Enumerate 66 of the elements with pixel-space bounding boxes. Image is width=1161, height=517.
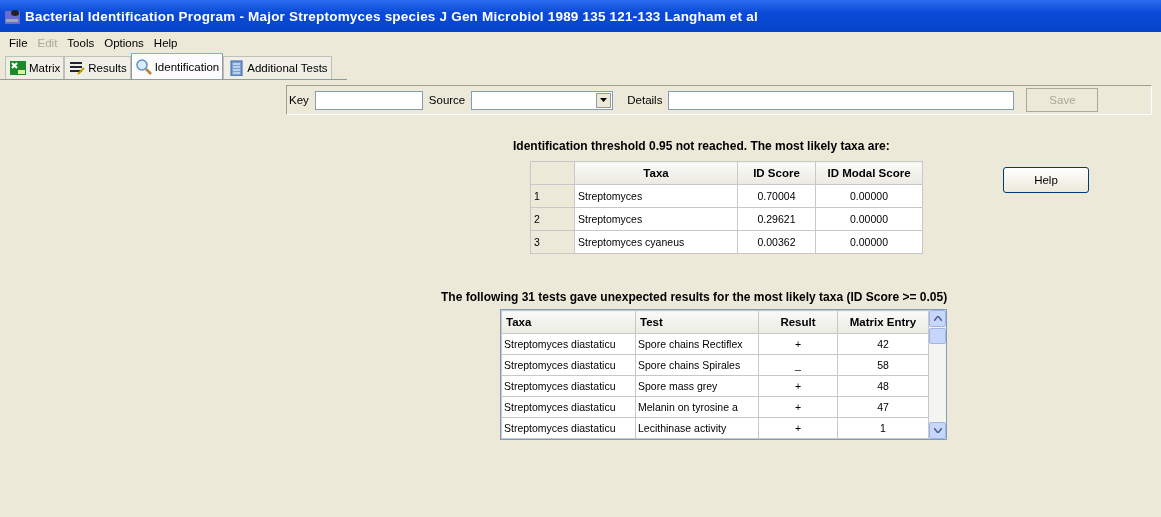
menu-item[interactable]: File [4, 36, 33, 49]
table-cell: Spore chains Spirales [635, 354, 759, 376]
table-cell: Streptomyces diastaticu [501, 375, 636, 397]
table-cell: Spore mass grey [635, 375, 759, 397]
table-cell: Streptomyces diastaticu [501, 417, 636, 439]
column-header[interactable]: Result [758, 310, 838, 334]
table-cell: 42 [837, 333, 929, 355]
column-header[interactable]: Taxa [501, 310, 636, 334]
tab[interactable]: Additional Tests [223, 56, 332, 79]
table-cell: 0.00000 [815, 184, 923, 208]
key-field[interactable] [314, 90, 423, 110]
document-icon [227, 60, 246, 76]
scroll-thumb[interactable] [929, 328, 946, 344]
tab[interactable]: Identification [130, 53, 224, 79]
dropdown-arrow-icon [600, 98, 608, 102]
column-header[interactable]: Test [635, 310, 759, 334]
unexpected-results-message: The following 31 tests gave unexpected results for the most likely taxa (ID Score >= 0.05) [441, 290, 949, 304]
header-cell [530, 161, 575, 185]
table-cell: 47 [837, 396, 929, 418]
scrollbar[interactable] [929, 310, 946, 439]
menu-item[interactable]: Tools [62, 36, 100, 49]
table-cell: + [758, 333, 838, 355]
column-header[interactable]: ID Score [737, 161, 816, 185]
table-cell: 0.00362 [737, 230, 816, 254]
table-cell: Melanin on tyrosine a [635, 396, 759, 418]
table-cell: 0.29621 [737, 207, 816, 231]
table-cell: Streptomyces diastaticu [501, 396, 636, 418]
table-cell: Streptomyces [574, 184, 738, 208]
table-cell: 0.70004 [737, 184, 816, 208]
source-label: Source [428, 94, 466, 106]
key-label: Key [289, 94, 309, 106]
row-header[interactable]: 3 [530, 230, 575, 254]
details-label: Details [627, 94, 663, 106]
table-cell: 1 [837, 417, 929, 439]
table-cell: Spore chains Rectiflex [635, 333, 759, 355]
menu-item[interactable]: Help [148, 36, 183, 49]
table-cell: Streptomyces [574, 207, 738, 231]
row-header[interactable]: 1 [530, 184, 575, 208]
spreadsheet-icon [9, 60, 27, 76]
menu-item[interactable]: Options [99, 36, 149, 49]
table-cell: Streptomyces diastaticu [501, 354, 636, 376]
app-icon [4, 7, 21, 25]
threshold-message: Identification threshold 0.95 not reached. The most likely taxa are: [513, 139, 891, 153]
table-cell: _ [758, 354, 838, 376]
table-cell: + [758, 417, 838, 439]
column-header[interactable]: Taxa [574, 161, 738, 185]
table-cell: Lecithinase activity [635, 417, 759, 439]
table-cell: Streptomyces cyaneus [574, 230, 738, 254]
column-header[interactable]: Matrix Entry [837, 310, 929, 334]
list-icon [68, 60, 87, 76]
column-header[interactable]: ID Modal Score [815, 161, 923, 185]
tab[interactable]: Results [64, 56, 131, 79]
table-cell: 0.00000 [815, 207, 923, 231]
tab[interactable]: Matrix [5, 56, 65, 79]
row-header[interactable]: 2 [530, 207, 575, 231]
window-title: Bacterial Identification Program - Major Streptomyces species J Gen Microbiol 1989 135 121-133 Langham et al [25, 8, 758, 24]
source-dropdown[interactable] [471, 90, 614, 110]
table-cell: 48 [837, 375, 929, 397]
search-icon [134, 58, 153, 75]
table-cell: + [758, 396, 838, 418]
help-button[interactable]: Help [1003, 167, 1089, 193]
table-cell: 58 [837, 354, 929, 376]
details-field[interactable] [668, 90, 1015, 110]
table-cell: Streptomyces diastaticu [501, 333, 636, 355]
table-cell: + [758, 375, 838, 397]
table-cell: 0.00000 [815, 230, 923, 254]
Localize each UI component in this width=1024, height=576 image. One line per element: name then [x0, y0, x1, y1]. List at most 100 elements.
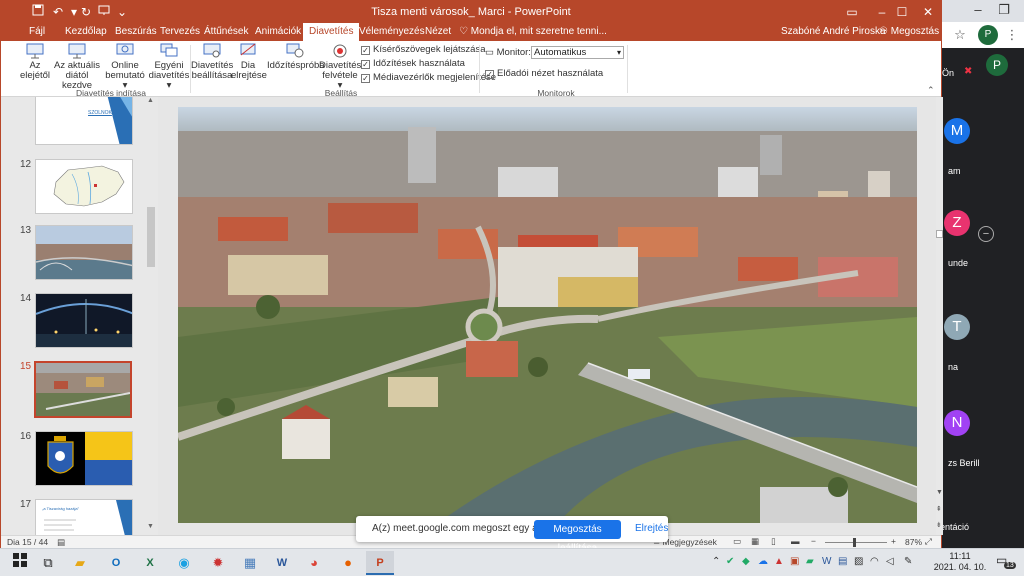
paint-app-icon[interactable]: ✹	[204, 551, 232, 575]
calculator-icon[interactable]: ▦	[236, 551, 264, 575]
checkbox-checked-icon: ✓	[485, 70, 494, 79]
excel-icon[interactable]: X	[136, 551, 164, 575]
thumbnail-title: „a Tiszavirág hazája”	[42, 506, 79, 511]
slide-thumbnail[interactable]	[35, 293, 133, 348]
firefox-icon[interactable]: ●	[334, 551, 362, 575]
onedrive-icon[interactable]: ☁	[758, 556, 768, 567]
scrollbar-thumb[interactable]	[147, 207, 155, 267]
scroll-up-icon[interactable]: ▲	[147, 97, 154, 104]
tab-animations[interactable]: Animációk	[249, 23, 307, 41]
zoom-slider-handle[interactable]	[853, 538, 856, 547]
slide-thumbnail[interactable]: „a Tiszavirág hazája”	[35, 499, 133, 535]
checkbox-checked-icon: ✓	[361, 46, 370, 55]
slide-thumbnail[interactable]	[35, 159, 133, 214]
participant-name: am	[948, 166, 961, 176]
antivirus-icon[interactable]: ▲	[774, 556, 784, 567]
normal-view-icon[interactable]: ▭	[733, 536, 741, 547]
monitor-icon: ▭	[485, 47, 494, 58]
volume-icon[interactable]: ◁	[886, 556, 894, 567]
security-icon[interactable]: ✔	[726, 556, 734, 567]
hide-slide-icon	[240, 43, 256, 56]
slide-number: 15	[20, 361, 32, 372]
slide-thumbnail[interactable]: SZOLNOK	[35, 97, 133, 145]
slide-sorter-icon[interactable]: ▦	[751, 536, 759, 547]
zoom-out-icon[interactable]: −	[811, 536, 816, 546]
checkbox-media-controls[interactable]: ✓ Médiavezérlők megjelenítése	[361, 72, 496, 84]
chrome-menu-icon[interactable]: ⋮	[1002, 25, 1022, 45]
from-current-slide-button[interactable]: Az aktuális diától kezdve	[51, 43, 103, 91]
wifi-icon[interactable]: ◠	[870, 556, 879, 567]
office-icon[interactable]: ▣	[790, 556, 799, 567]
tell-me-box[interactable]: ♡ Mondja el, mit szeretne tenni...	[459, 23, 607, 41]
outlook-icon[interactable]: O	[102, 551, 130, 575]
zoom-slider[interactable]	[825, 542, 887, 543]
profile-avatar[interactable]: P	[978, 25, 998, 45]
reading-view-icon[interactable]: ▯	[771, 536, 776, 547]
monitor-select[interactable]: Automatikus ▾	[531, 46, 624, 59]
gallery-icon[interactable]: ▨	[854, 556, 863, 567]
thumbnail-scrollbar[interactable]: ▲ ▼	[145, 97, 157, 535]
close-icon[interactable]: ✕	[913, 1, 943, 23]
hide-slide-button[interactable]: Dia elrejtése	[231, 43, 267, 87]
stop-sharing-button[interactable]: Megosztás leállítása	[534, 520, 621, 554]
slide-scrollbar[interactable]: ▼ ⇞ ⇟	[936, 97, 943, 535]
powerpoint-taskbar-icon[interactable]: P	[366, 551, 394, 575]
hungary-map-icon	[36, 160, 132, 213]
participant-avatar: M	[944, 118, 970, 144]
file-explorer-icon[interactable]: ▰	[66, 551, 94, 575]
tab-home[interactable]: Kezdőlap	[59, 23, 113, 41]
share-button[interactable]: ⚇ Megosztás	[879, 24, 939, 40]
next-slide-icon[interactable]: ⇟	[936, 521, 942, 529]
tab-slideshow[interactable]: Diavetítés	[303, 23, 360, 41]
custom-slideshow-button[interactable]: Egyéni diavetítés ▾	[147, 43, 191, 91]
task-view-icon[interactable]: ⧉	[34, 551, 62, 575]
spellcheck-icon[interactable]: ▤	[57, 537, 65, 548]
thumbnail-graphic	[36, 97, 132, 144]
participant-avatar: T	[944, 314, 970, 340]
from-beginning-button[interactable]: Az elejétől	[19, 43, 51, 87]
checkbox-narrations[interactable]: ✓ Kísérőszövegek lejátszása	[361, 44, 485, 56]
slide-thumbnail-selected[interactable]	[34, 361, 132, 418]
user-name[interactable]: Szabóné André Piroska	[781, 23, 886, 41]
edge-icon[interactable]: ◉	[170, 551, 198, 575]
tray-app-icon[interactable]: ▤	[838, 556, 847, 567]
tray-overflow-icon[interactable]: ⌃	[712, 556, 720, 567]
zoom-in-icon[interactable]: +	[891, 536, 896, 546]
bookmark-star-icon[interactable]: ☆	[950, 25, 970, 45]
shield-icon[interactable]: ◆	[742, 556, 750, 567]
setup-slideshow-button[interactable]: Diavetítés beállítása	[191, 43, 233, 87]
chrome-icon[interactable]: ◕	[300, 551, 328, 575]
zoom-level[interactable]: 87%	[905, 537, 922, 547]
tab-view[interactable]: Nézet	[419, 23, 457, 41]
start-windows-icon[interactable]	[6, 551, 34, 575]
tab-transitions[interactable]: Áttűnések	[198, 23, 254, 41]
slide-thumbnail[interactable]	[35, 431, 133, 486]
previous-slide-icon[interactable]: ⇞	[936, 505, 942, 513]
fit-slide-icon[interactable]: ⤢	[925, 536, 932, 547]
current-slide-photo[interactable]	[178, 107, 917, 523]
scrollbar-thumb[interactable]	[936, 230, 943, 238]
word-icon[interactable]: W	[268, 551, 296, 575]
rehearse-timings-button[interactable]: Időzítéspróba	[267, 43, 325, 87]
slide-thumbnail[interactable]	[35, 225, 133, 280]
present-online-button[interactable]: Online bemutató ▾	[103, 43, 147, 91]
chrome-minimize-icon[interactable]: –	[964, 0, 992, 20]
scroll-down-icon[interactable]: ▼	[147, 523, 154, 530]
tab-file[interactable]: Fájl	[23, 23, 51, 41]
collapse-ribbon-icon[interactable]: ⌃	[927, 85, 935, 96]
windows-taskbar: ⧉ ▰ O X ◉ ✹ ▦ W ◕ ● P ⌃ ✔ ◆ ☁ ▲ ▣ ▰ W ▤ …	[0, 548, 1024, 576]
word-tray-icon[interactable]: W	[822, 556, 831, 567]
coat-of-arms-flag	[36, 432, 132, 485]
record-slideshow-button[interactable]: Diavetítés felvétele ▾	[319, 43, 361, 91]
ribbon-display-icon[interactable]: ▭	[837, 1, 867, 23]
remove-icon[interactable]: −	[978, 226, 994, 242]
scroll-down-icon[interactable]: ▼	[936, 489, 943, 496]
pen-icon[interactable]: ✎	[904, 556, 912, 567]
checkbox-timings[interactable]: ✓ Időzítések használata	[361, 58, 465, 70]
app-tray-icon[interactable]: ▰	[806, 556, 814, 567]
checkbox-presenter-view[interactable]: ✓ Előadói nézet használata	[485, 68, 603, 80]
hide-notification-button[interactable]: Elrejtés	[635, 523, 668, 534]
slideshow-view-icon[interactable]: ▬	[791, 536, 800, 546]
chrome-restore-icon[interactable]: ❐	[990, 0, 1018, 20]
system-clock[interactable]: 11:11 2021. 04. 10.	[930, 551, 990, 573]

# [PROBLEM STATEMENT]
Search the data above for the string "slider" and return every line that has it.

# [WRITTEN SOLUTION]
zoom-slider-handle[interactable]	[853, 538, 856, 547]
zoom-slider[interactable]	[825, 542, 887, 543]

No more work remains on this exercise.